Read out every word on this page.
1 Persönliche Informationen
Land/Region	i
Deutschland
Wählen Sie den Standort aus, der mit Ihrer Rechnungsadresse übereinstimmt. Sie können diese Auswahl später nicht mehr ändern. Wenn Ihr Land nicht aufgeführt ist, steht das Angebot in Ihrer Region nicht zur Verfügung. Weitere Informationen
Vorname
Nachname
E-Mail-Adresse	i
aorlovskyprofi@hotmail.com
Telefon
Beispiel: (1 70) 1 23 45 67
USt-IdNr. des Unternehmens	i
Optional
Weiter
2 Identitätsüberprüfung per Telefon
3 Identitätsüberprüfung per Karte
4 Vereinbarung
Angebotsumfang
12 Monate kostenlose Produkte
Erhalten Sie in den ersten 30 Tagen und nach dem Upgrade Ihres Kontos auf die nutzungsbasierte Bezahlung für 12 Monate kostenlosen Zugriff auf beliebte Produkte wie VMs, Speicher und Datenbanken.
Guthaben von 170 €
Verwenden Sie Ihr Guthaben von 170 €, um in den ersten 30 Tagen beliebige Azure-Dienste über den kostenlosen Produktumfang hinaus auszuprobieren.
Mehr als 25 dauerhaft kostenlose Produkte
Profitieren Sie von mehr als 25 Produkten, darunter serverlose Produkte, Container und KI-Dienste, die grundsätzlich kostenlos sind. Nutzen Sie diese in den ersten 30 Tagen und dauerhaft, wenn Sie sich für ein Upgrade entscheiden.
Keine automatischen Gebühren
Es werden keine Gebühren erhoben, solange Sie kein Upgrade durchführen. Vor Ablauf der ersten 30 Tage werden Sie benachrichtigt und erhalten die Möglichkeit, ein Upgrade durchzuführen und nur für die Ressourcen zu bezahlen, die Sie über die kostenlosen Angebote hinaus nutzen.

:: Written request ::
Extract every line above containing the word "dauerhaft".

:: Solved exercise ::
Mehr als 25 dauerhaft kostenlose Produkte
Profitieren Sie von mehr als 25 Produkten, darunter serverlose Produkte, Container und KI-Dienste, die grundsätzlich kostenlos sind. Nutzen Sie diese in den ersten 30 Tagen und dauerhaft, wenn Sie sich für ein Upgrade entscheiden.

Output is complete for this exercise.